Layout annotation data:
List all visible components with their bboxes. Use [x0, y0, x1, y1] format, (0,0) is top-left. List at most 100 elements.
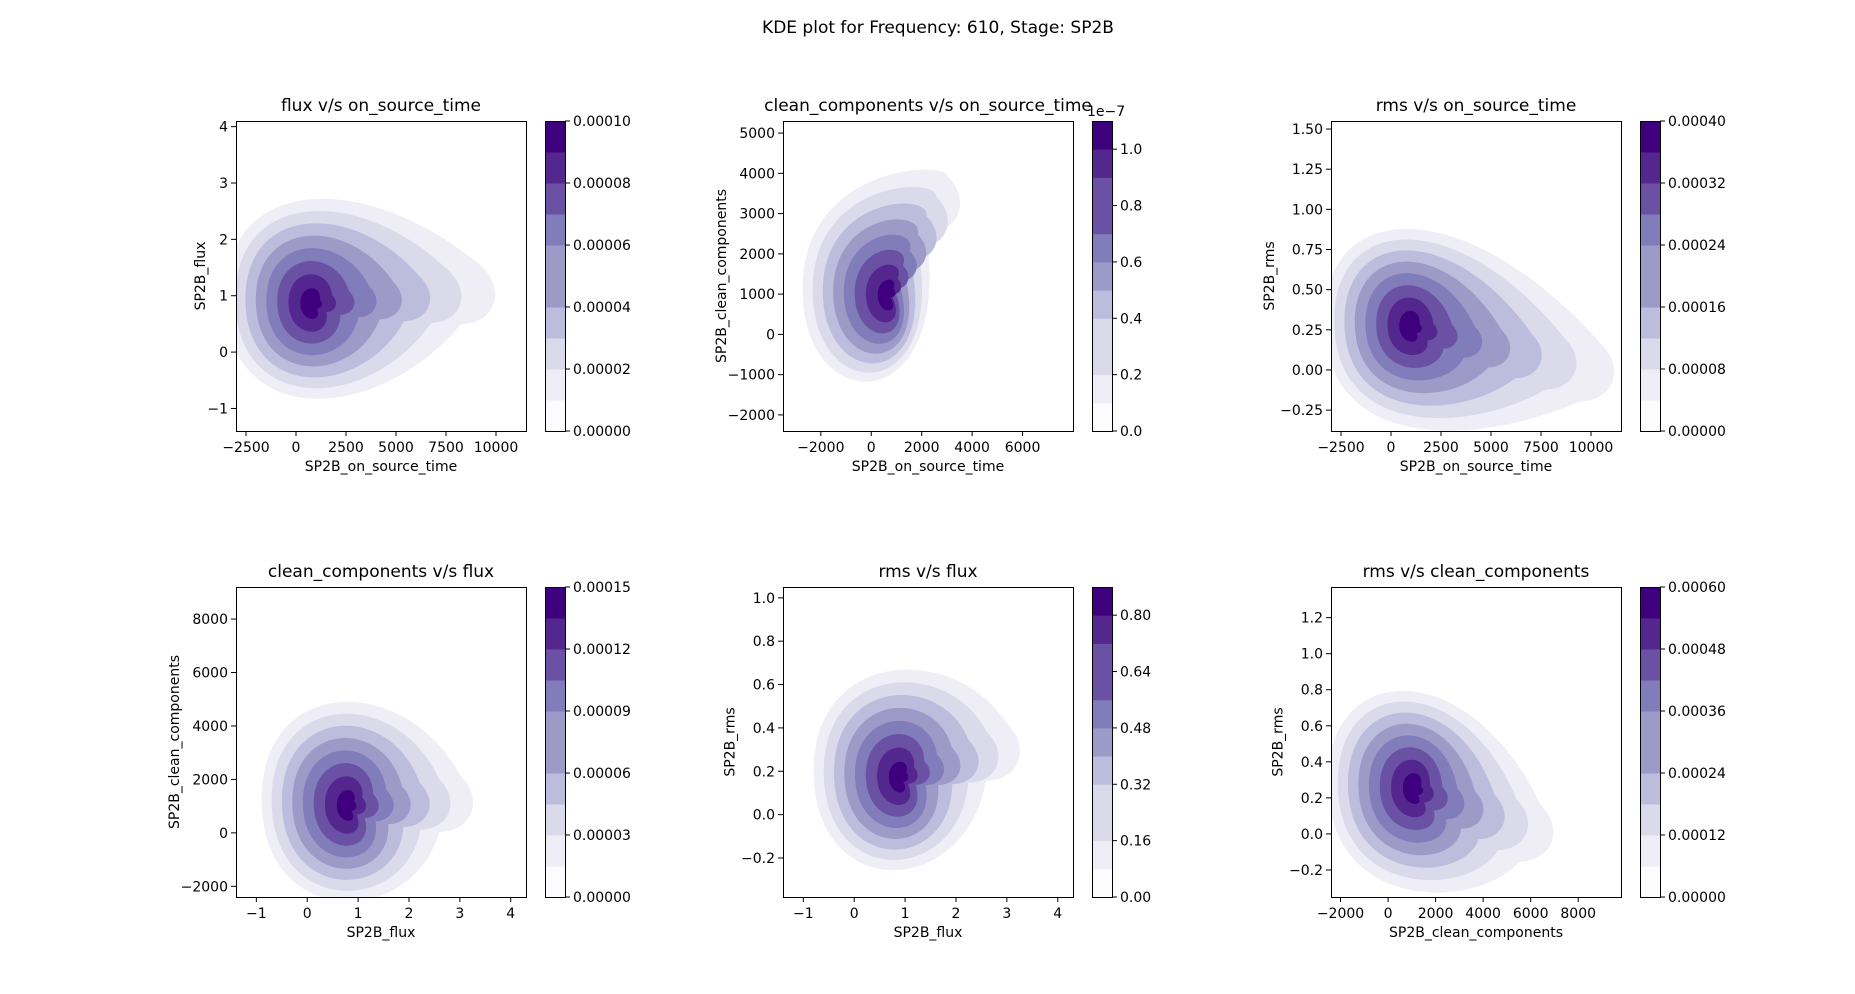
colorbar-tick-label: 0.6	[1120, 255, 1142, 271]
colorbar-tick-label: 0.00000	[573, 424, 631, 440]
colorbar-segment	[1640, 711, 1660, 743]
colorbar-tick-label: 0.16	[1120, 834, 1151, 850]
colorbar-tick-label: 0.00000	[573, 890, 631, 906]
colorbar-tick-label: 0.0	[1120, 424, 1142, 440]
colorbar-segment	[545, 152, 565, 184]
plot-area	[1331, 690, 1554, 893]
density-level	[877, 279, 896, 311]
colorbar-segment	[1092, 699, 1112, 729]
y-tick-label: 4000	[739, 166, 775, 182]
x-tick-label: 5000	[378, 440, 414, 456]
colorbar-offset-text: 1e−7	[1087, 104, 1125, 120]
x-tick-label: 2000	[904, 440, 940, 456]
y-tick-label: 0	[219, 826, 228, 842]
x-tick-label: 2000	[1418, 906, 1454, 922]
colorbar-tick-label: 0.00032	[1668, 176, 1726, 192]
axes-frame	[236, 587, 527, 898]
colorbar-segment	[1092, 812, 1112, 842]
x-tick-label: 4000	[1465, 906, 1501, 922]
colorbar-segment	[1092, 643, 1112, 673]
colorbar-tick-label: 0.2	[1120, 368, 1142, 384]
x-tick-label: 3	[455, 906, 464, 922]
y-tick-label: 1.00	[1292, 202, 1323, 218]
colorbar-segment	[1092, 290, 1112, 319]
panel-title: rms v/s on_source_time	[1376, 96, 1577, 116]
plot-area	[813, 669, 1021, 871]
x-tick-label: 4000	[954, 440, 990, 456]
colorbar-segment	[545, 742, 565, 774]
axes-frame	[1331, 121, 1622, 432]
colorbar-segment	[1640, 369, 1660, 401]
colorbar-segment	[1640, 773, 1660, 805]
colorbar-segment	[1640, 742, 1660, 774]
colorbar-segment	[545, 680, 565, 712]
colorbar-segment	[1640, 866, 1660, 898]
y-tick-label: 0.00	[1292, 363, 1323, 379]
density-level	[336, 790, 357, 821]
x-tick-label: 2	[952, 906, 961, 922]
colorbar-segment	[1640, 307, 1660, 339]
colorbar-segment	[545, 338, 565, 370]
colorbar-tick-label: 0.00	[1120, 890, 1151, 906]
y-tick-label: 3	[219, 176, 228, 192]
colorbar-segment	[545, 804, 565, 836]
colorbar-frame	[1092, 121, 1113, 432]
colorbar-tick-label: 0.8	[1120, 199, 1142, 215]
x-tick-label: −1	[793, 906, 814, 922]
plot-area	[261, 701, 474, 897]
colorbar-tick-label: 0.00006	[573, 766, 631, 782]
y-tick-label: 1.0	[753, 591, 775, 607]
x-tick-label: 10000	[1569, 440, 1614, 456]
x-tick-label: 7500	[1523, 440, 1559, 456]
figure-title: KDE plot for Frequency: 610, Stage: SP2B	[762, 18, 1114, 38]
plot-area	[236, 199, 496, 399]
y-tick-label: 0.6	[1301, 719, 1323, 735]
y-tick-label: 4	[219, 120, 228, 136]
y-tick-label: −0.2	[741, 851, 775, 867]
colorbar-tick-label: 0.00036	[1668, 704, 1726, 720]
colorbar-segment	[545, 649, 565, 681]
colorbar-segment	[1640, 680, 1660, 712]
colorbar-segment	[545, 183, 565, 215]
colorbar-segment	[545, 711, 565, 743]
colorbar-frame	[1640, 121, 1661, 432]
y-tick-label: 0.4	[1301, 755, 1323, 771]
y-tick-label: 0.2	[753, 764, 775, 780]
colorbar-segment	[1092, 177, 1112, 207]
density-level	[1399, 310, 1422, 342]
colorbar-segment	[1092, 233, 1112, 263]
x-axis-label: SP2B_clean_components	[1389, 925, 1563, 941]
x-tick-label: 5000	[1473, 440, 1509, 456]
colorbar-tick-label: 0.00006	[573, 238, 631, 254]
colorbar-segment	[545, 835, 565, 867]
y-tick-label: 0.50	[1292, 283, 1323, 299]
x-tick-label: 0	[867, 440, 876, 456]
x-tick-label: 10000	[474, 440, 519, 456]
colorbar-tick-label: 0.48	[1120, 721, 1151, 737]
kde-panel: rms v/s clean_components −2000 0 2000 4000 60…	[1271, 562, 1726, 941]
y-axis-label: SP2B_rms	[1262, 241, 1278, 310]
x-tick-label: 7500	[428, 440, 464, 456]
colorbar-segment	[1092, 756, 1112, 785]
colorbar-tick-label: 0.00010	[573, 114, 631, 130]
kde-panel: flux v/s on_source_time −2500 0 2500 5000 750…	[193, 96, 631, 475]
colorbar-tick-label: 0.00060	[1668, 580, 1726, 596]
colorbar-segment	[1640, 618, 1660, 650]
colorbar-tick-label: 0.64	[1120, 665, 1151, 681]
panel-title: clean_components v/s on_source_time	[764, 96, 1092, 116]
panel-title: clean_components v/s flux	[268, 562, 494, 582]
x-tick-label: −2500	[1317, 440, 1364, 456]
x-axis-label: SP2B_flux	[347, 925, 416, 941]
colorbar-segment	[1092, 868, 1112, 898]
y-tick-label: −0.25	[1280, 403, 1323, 419]
colorbar-segment	[1092, 374, 1112, 404]
y-tick-label: 2000	[192, 772, 228, 788]
y-tick-label: 0	[219, 345, 228, 361]
y-axis-label: SP2B_rms	[1271, 707, 1287, 776]
x-tick-label: 0	[850, 906, 859, 922]
density-level	[1402, 773, 1424, 804]
y-tick-label: −0.2	[1289, 863, 1323, 879]
kde-panel: clean_components v/s flux −1 0 1 2 3 4 −2000 0 20…	[167, 562, 631, 941]
colorbar-tick-label: 0.00002	[573, 362, 631, 378]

## [CHALLENGE]
Present every line of the material above as a Markdown table with the columns "Row" and "Entry": number each nonblank line in "Row" and place the line itself in "Entry". Omit blank lines and pictures.

## [RESPONSE]
| Row | Entry |
|---|---|
| 1 | List all visible components with their bboxes. Use [x0, y0, x1, y1] format, (0,0) is top-left. List at most 100 elements. |
| 2 | colorbar-tick-label: 0.6	[1120, 255, 1142, 271] |
| 3 | colorbar-tick-label: 0.00000	[573, 424, 631, 440] |
| 4 | colorbar-segment	[1640, 711, 1660, 743] |
| 5 | colorbar-tick-label: 0.16	[1120, 834, 1151, 850] |
| 6 | colorbar-tick-label: 0.00000	[573, 890, 631, 906] |
| 7 | colorbar-tick-label: 0.0	[1120, 424, 1142, 440] |
| 8 | colorbar-segment	[545, 152, 565, 184] |
| 9 | plot-area	[1331, 690, 1554, 893] |
| 10 | density-level	[877, 279, 896, 311] |
| 11 | colorbar-segment	[1092, 699, 1112, 729] |
| 12 | y-tick-label: 4000	[739, 166, 775, 182] |
| 13 | x-tick-label: 5000	[378, 440, 414, 456] |
| 14 | colorbar-offset-text: 1e−7	[1087, 104, 1125, 120] |
| 15 | x-tick-label: 2000	[904, 440, 940, 456] |
| 16 | y-tick-label: 0	[219, 826, 228, 842] |
| 17 | x-tick-label: 2000	[1418, 906, 1454, 922] |
| 18 | colorbar-tick-label: 0.00032	[1668, 176, 1726, 192] |
| 19 | axes-frame	[236, 587, 527, 898] |
| 20 | colorbar-segment	[1092, 812, 1112, 842] |
| 21 | x-tick-label: 4000	[1465, 906, 1501, 922] |
| 22 | colorbar-segment	[1092, 643, 1112, 673] |
| 23 | colorbar-tick-label: 0.2	[1120, 368, 1142, 384] |
| 24 | x-tick-label: 3	[455, 906, 464, 922] |
| 25 | y-tick-label: 1.00	[1292, 202, 1323, 218] |
| 26 | colorbar-segment	[1092, 290, 1112, 319] |
| 27 | panel-title: rms v/s on_source_time	[1376, 96, 1577, 116] |
| 28 | plot-area	[813, 669, 1021, 871] |
| 29 | x-tick-label: 4000	[954, 440, 990, 456] |
| 30 | colorbar-segment	[545, 742, 565, 774] |
| 31 | axes-frame	[1331, 121, 1622, 432] |
| 32 | colorbar-segment	[1640, 369, 1660, 401] |
| 33 | colorbar-segment	[1640, 773, 1660, 805] |
| 34 | colorbar-segment	[1640, 742, 1660, 774] |
| 35 | colorbar-segment	[545, 680, 565, 712] |
| 36 | colorbar-segment	[1640, 866, 1660, 898] |
| 37 | y-tick-label: 0.00	[1292, 363, 1323, 379] |
| 38 | density-level	[336, 790, 357, 821] |
| 39 | x-tick-label: 2	[952, 906, 961, 922] |
| 40 | colorbar-segment	[1640, 307, 1660, 339] |
| 41 | colorbar-segment	[545, 338, 565, 370] |
| 42 | colorbar-tick-label: 0.00	[1120, 890, 1151, 906] |
| 43 | y-tick-label: 3	[219, 176, 228, 192] |
| 44 | colorbar-segment	[545, 804, 565, 836] |
| 45 | colorbar-frame	[1092, 121, 1113, 432] |
| 46 | colorbar-tick-label: 0.8	[1120, 199, 1142, 215] |
| 47 | x-tick-label: −1	[793, 906, 814, 922] |
| 48 | plot-area	[261, 701, 474, 897] |
| 49 | colorbar-tick-label: 0.00006	[573, 766, 631, 782] |
| 50 | y-tick-label: 1.0	[753, 591, 775, 607] |
| 51 | x-tick-label: 10000	[1569, 440, 1614, 456] |
| 52 | x-tick-label: 7500	[1523, 440, 1559, 456] |
| 53 | figure-title: KDE plot for Frequency: 610, Stage: SP2B	[762, 18, 1114, 38] |
| 54 | plot-area	[236, 199, 496, 399] |
| 55 | y-tick-label: 0.6	[1301, 719, 1323, 735] |
| 56 | y-tick-label: 4	[219, 120, 228, 136] |
| 57 | y-tick-label: −0.2	[741, 851, 775, 867] |
| 58 | colorbar-tick-label: 0.00036	[1668, 704, 1726, 720] |
| 59 | colorbar-segment	[545, 649, 565, 681] |
| 60 | colorbar-segment	[1640, 680, 1660, 712] |
| 61 | colorbar-segment	[545, 183, 565, 215] |
| 62 | colorbar-segment	[545, 711, 565, 743] |
| 63 | colorbar-frame	[1640, 121, 1661, 432] |
| 64 | y-tick-label: 0.4	[1301, 755, 1323, 771] |
| 65 | y-tick-label: 0.2	[753, 764, 775, 780] |
| 66 | colorbar-segment	[1092, 177, 1112, 207] |
| 67 | density-level	[1399, 310, 1422, 342] |
| 68 | colorbar-segment	[1092, 233, 1112, 263] |
| 69 | x-axis-label: SP2B_clean_components	[1389, 925, 1563, 941] |
| 70 | x-tick-label: 5000	[1473, 440, 1509, 456] |
| 71 | colorbar-tick-label: 0.00006	[573, 238, 631, 254] |
| 72 | colorbar-segment	[545, 835, 565, 867] |
| 73 | y-tick-label: 0.50	[1292, 283, 1323, 299] |
| 74 | x-tick-label: 0	[867, 440, 876, 456] |
| 75 | x-tick-label: 10000	[474, 440, 519, 456] |
| 76 | colorbar-tick-label: 0.48	[1120, 721, 1151, 737] |
| 77 | kde-panel: rms v/s clean_components −2000 0 2000 4000 60…	[1271, 562, 1726, 941] |
| 78 | y-axis-label: SP2B_rms	[1262, 241, 1278, 310] |
| 79 | x-tick-label: 7500	[428, 440, 464, 456] |
| 80 | colorbar-segment	[1092, 756, 1112, 785] |
| 81 | colorbar-tick-label: 0.00010	[573, 114, 631, 130] |
| 82 | kde-panel: flux v/s on_source_time −2500 0 2500 5000 750…	[193, 96, 631, 475] |
| 83 | colorbar-tick-label: 0.00060	[1668, 580, 1726, 596] |
| 84 | colorbar-segment	[1640, 618, 1660, 650] |
| 85 | colorbar-tick-label: 0.64	[1120, 665, 1151, 681] |
| 86 | panel-title: clean_components v/s on_source_time	[764, 96, 1092, 116] |
| 87 | panel-title: clean_components v/s flux	[268, 562, 494, 582] |
| 88 | x-tick-label: −2500	[1317, 440, 1364, 456] |
| 89 | x-axis-label: SP2B_flux	[347, 925, 416, 941] |
| 90 | colorbar-segment	[1092, 868, 1112, 898] |
| 91 | y-tick-label: −0.25	[1280, 403, 1323, 419] |
| 92 | colorbar-segment	[1092, 374, 1112, 404] |
| 93 | y-tick-label: 2000	[192, 772, 228, 788] |
| 94 | y-tick-label: 0	[219, 345, 228, 361] |
| 95 | y-axis-label: SP2B_rms	[1271, 707, 1287, 776] |
| 96 | x-tick-label: 0	[850, 906, 859, 922] |
| 97 | density-level	[1402, 773, 1424, 804] |
| 98 | y-tick-label: −0.2	[1289, 863, 1323, 879] |
| 99 | kde-panel: clean_components v/s flux −1 0 1 2 3 4 −2000 0 20…	[167, 562, 631, 941] |
| 100 | colorbar-tick-label: 0.00002	[573, 362, 631, 378] |